» **PROBLEM REQUIREMENTS**
Scan the material below for lines with the word "text" and report how many there are, with nothing added.

(Collected data entries)
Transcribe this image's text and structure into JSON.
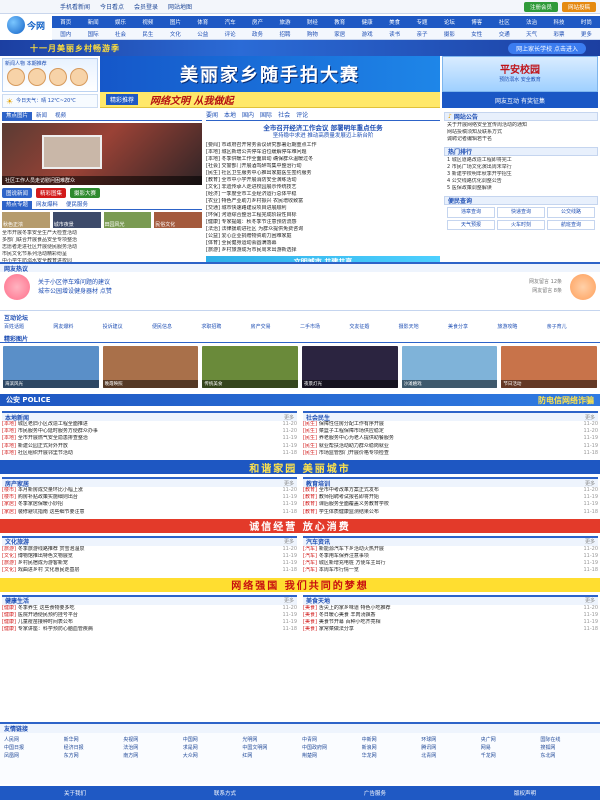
{
  "topbar": {
    "links": [
      "手机看新闻",
      "今日看点",
      "会员登录",
      "网站地图"
    ],
    "buttons": [
      {
        "label": "注册会员",
        "color": "#2f9a3a"
      },
      {
        "label": "网站投稿",
        "color": "#e58a10"
      }
    ]
  },
  "logo": {
    "text": "今网"
  },
  "nav": {
    "row1": [
      "首页",
      "新闻",
      "娱乐",
      "视频",
      "图片",
      "体育",
      "汽车",
      "房产",
      "旅游",
      "财经",
      "教育",
      "健康",
      "美食",
      "专题",
      "论坛",
      "博客",
      "社区",
      "法治",
      "科技",
      "时尚"
    ],
    "row2": [
      "国内",
      "国际",
      "社会",
      "民生",
      "文化",
      "公益",
      "评论",
      "政务",
      "招聘",
      "购物",
      "家居",
      "游戏",
      "读书",
      "亲子",
      "摄影",
      "女性",
      "交通",
      "天气",
      "彩票",
      "更多"
    ]
  },
  "banner": {
    "left": "十一月美丽乡村畅游季",
    "right": "网上家长学校 点击进入"
  },
  "hero": {
    "left_caption": "新闻人物 本期推荐",
    "main_title": "美丽家乡随手拍大赛",
    "right_title": "平安校园",
    "right_sub": "预防溺水 安全教育"
  },
  "subbanner": {
    "badge": "精彩推荐",
    "text": "网络文明 从我做起"
  },
  "weather": {
    "text": "今日天气：晴 12℃~20℃"
  },
  "side_ad": {
    "text": "网友互动 有奖征集"
  },
  "left_panel": {
    "tabs": [
      "焦点图片",
      "新闻",
      "视频"
    ],
    "photo_caption": "社区工作人员走访慰问困难群众",
    "pills": [
      {
        "label": "图说新闻",
        "color": "#2d63c8"
      },
      {
        "label": "精彩图集",
        "color": "#d21b1b"
      },
      {
        "label": "摄影大赛",
        "color": "#2f8a2f"
      }
    ],
    "extra_tabs": [
      "热点专题",
      "网友爆料",
      "便民服务"
    ],
    "thumbs": [
      "秋色正浓",
      "城市夜景",
      "田园风光",
      "民俗文化"
    ],
    "list": [
      "全市开展冬季安全生产大检查活动",
      "多部门联合开展食品安全专项整治",
      "志愿者走进社区开展便民服务活动",
      "市民文化节系列活动精彩纷呈",
      "中小学生防溺水安全教育进校园",
      "全市秋冬季重点项目集中开工"
    ]
  },
  "center": {
    "headline": "全市召开经济工作会议 部署明年重点任务",
    "subheadline": "坚持稳中求进 推动高质量发展迈上新台阶",
    "tag_links": [
      "要闻",
      "本地",
      "国内",
      "国际",
      "社会",
      "评论"
    ],
    "news": [
      "[要闻] 市政府召开常务会议研究部署近期重点工作",
      "[本地] 城区新增公共停车泊位缓解停车难问题",
      "[本地] 冬季供暖工作全面启动 确保群众温暖过冬",
      "[社会] 交警部门开展酒驾醉驾集中整治行动",
      "[民生] 社区卫生服务中心推出家庭医生签约服务",
      "[教育] 全市中小学开展消防安全演练活动",
      "[文化] 非遗传承人走进校园展示传统技艺",
      "[经济] 一季度全市工业经济运行总体平稳",
      "[农业] 特色产业助力乡村振兴 农民增收致富",
      "[交通] 城市快速路建设项目进展顺利",
      "[环保] 河道综合整治工程完成阶段性目标",
      "[健康] 专家提醒：秋冬季节注意预防流感",
      "[法治] 法律援助进社区 为群众提供免费咨询",
      "[公益] 爱心企业捐赠物资助力困难家庭",
      "[体育] 全民健身运动会圆满落幕",
      "[旅游] 乡村旅游成为市民周末出游新选择"
    ],
    "ad": "文明城市 共建共享"
  },
  "right_panel": {
    "box1_title": "网站公告",
    "box1_items": [
      "关于开展网络安全宣传周活动的通知",
      "网站投稿须知及联系方式",
      "诚聘记者编辑若干名"
    ],
    "box2_title": "热门排行",
    "box2_items": [
      "1 城区道路改造工程即将完工",
      "2 市民广场文化演出周末举行",
      "3 新建学校明年秋季开学招生",
      "4 公交线路优化调整公告",
      "5 医保政策调整解读"
    ],
    "box3_title": "便民查询",
    "box3_items": [
      "违章查询",
      "快递查询",
      "公交线路",
      "天气预报",
      "火车时刻",
      "航班查询"
    ]
  },
  "comments": {
    "head": "网友热议",
    "items": [
      {
        "title": "关于小区停车难问题的建议",
        "meta": "网友留言 12条"
      },
      {
        "title": "城市公园增设健身器材 点赞",
        "meta": "网友留言 8条"
      }
    ]
  },
  "quicklinks": {
    "head": "互动论坛",
    "items": [
      "百姓话题",
      "网友爆料",
      "投诉建议",
      "便民信息",
      "求职招聘",
      "房产交易",
      "二手市场",
      "交友征婚",
      "摄影天地",
      "美食分享",
      "旅游攻略",
      "亲子育儿"
    ]
  },
  "gallery": {
    "head": "精彩图片",
    "items": [
      {
        "caption": "海滨风光",
        "color": "#5a8fc8"
      },
      {
        "caption": "晚霞映照",
        "color": "#a9704a"
      },
      {
        "caption": "传统美食",
        "color": "#6a8a3a"
      },
      {
        "caption": "夜景灯光",
        "color": "#2b2440"
      },
      {
        "caption": "沙滩嬉戏",
        "color": "#7fb3d9"
      },
      {
        "caption": "节日活动",
        "color": "#c8734a"
      }
    ]
  },
  "police": {
    "head": "公安 POLICE",
    "ad": "防电信网络诈骗"
  },
  "sections": [
    {
      "left": {
        "title": "本地新闻",
        "more": "更多",
        "items": [
          {
            "cat": "[本地]",
            "t": "城区老旧小区改造工程全面推进",
            "d": "11-20"
          },
          {
            "cat": "[本地]",
            "t": "市民服务中心延时服务方便群众办事",
            "d": "11-20"
          },
          {
            "cat": "[本地]",
            "t": "全市开展燃气安全隐患排查整治",
            "d": "11-19"
          },
          {
            "cat": "[本地]",
            "t": "新建公园正式对外开放",
            "d": "11-19"
          },
          {
            "cat": "[本地]",
            "t": "社区组织开展邻里节活动",
            "d": "11-18"
          }
        ]
      },
      "right": {
        "title": "社会民生",
        "more": "更多",
        "items": [
          {
            "cat": "[民生]",
            "t": "保障性住房分配工作有序开展",
            "d": "11-20"
          },
          {
            "cat": "[民生]",
            "t": "菜篮子工程保障市场供应稳定",
            "d": "11-20"
          },
          {
            "cat": "[民生]",
            "t": "养老服务中心为老人提供助餐服务",
            "d": "11-19"
          },
          {
            "cat": "[民生]",
            "t": "就业帮扶活动助力群众稳岗就业",
            "d": "11-19"
          },
          {
            "cat": "[民生]",
            "t": "市场监管部门开展价格专项检查",
            "d": "11-18"
          }
        ]
      }
    },
    {
      "left": {
        "title": "房产家居",
        "more": "更多",
        "items": [
          {
            "cat": "[楼市]",
            "t": "本月新房成交量环比小幅上涨",
            "d": "11-20"
          },
          {
            "cat": "[楼市]",
            "t": "购房补贴政策实施细则出台",
            "d": "11-19"
          },
          {
            "cat": "[家居]",
            "t": "冬季家居保暖小妙招",
            "d": "11-19"
          },
          {
            "cat": "[家居]",
            "t": "装修避坑指南 这些细节要注意",
            "d": "11-18"
          }
        ]
      },
      "right": {
        "title": "教育培训",
        "more": "更多",
        "items": [
          {
            "cat": "[教育]",
            "t": "全市中考改革方案正式发布",
            "d": "11-20"
          },
          {
            "cat": "[教育]",
            "t": "教师招聘考试报名即将开始",
            "d": "11-19"
          },
          {
            "cat": "[教育]",
            "t": "课后服务全面覆盖义务教育学校",
            "d": "11-19"
          },
          {
            "cat": "[教育]",
            "t": "学生体质健康监测结果公布",
            "d": "11-18"
          }
        ]
      }
    },
    {
      "left": {
        "title": "文化旅游",
        "more": "更多",
        "items": [
          {
            "cat": "[旅游]",
            "t": "冬季旅游线路推荐 赏雪泡温泉",
            "d": "11-20"
          },
          {
            "cat": "[文化]",
            "t": "博物馆推出特色文物展览",
            "d": "11-19"
          },
          {
            "cat": "[旅游]",
            "t": "乡村民宿成为游客新宠",
            "d": "11-19"
          },
          {
            "cat": "[文化]",
            "t": "戏曲进乡村 文化惠民走基层",
            "d": "11-18"
          }
        ]
      },
      "right": {
        "title": "汽车资讯",
        "more": "更多",
        "items": [
          {
            "cat": "[汽车]",
            "t": "新能源汽车下乡活动火热开展",
            "d": "11-20"
          },
          {
            "cat": "[汽车]",
            "t": "冬季用车保养注意事项",
            "d": "11-19"
          },
          {
            "cat": "[汽车]",
            "t": "城区新增充电桩 方便车主出行",
            "d": "11-19"
          },
          {
            "cat": "[汽车]",
            "t": "本周车市行情一览",
            "d": "11-18"
          }
        ]
      }
    },
    {
      "left": {
        "title": "健康生活",
        "more": "更多",
        "items": [
          {
            "cat": "[健康]",
            "t": "冬季养生 这些食物要多吃",
            "d": "11-20"
          },
          {
            "cat": "[健康]",
            "t": "医院开通便民预约挂号平台",
            "d": "11-19"
          },
          {
            "cat": "[健康]",
            "t": "儿童疫苗接种时间表公布",
            "d": "11-19"
          },
          {
            "cat": "[健康]",
            "t": "专家讲座：科学预防心脑血管疾病",
            "d": "11-18"
          }
        ]
      },
      "right": {
        "title": "美食天地",
        "more": "更多",
        "items": [
          {
            "cat": "[美食]",
            "t": "舌尖上的家乡味道 特色小吃推荐",
            "d": "11-20"
          },
          {
            "cat": "[美食]",
            "t": "冬日暖心美食 羊肉汤飘香",
            "d": "11-19"
          },
          {
            "cat": "[美食]",
            "t": "美食节开幕 百种小吃齐亮相",
            "d": "11-19"
          },
          {
            "cat": "[美食]",
            "t": "家常菜做法分享",
            "d": "11-18"
          }
        ]
      }
    }
  ],
  "adbands": [
    {
      "text": "和谐家园 美丽城市",
      "bg": "#1e57c2",
      "color": "#ffe34b"
    },
    {
      "text": "诚信经营 放心消费",
      "bg": "#e33a2a",
      "color": "#ffffff"
    },
    {
      "text": "网络强国 我们共同的梦想",
      "bg": "#ffde30",
      "color": "#c81010"
    }
  ],
  "friends": {
    "head": "友情链接",
    "links": [
      "人民网",
      "新华网",
      "央视网",
      "中国网",
      "光明网",
      "中青网",
      "中新网",
      "环球网",
      "央广网",
      "国际在线",
      "中国日报",
      "经济日报",
      "法治网",
      "求是网",
      "中国文明网",
      "中国政府网",
      "新浪网",
      "腾讯网",
      "网易",
      "搜狐网",
      "凤凰网",
      "东方网",
      "南方网",
      "大众网",
      "红网",
      "荆楚网",
      "华龙网",
      "北青网",
      "千龙网",
      "东北网"
    ]
  },
  "footer": {
    "items": [
      "关于我们",
      "联系方式",
      "广告服务",
      "版权声明"
    ]
  }
}
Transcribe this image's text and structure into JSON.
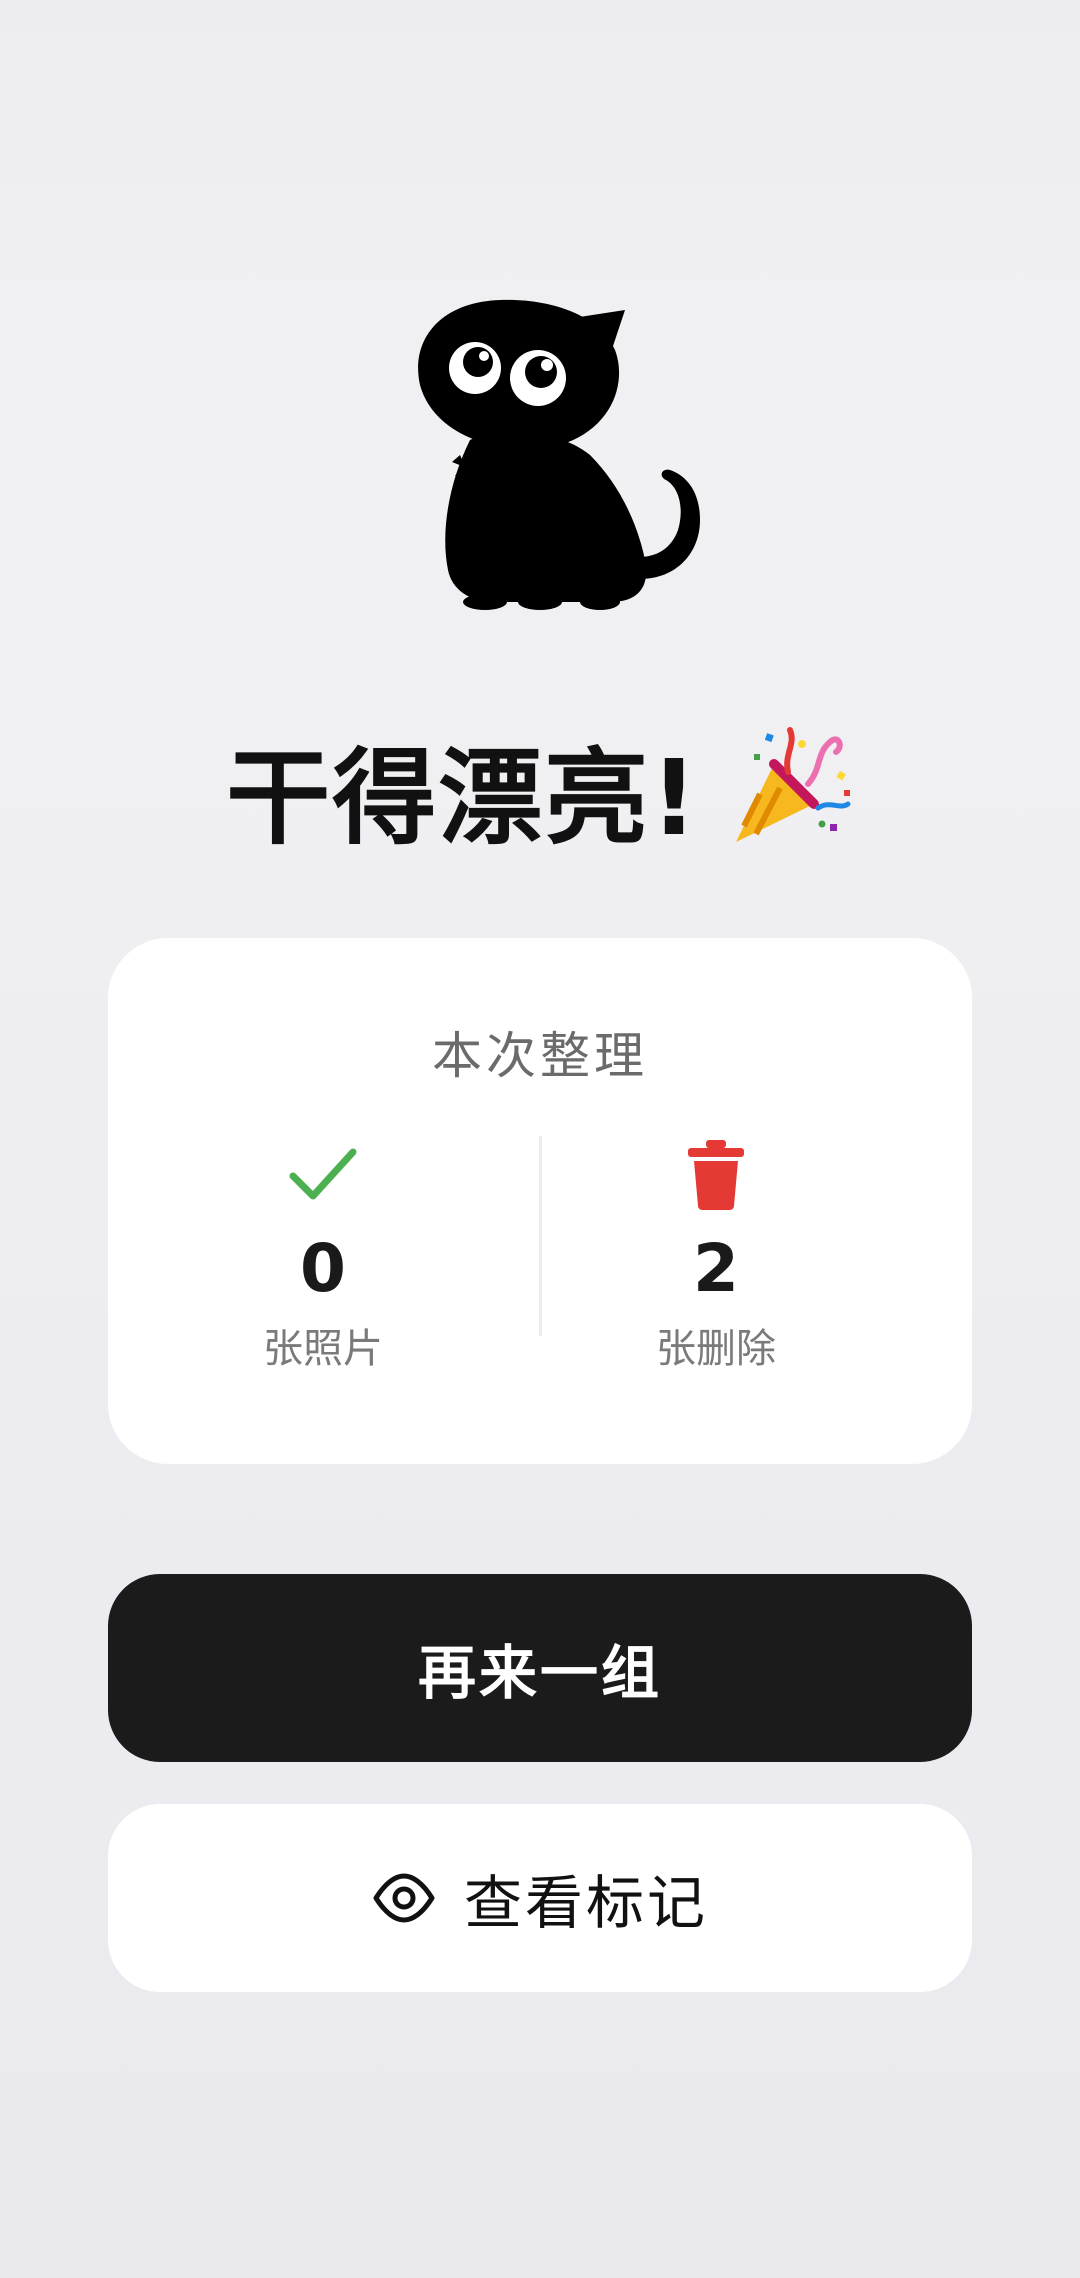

» **OUTPUT BELOW**
9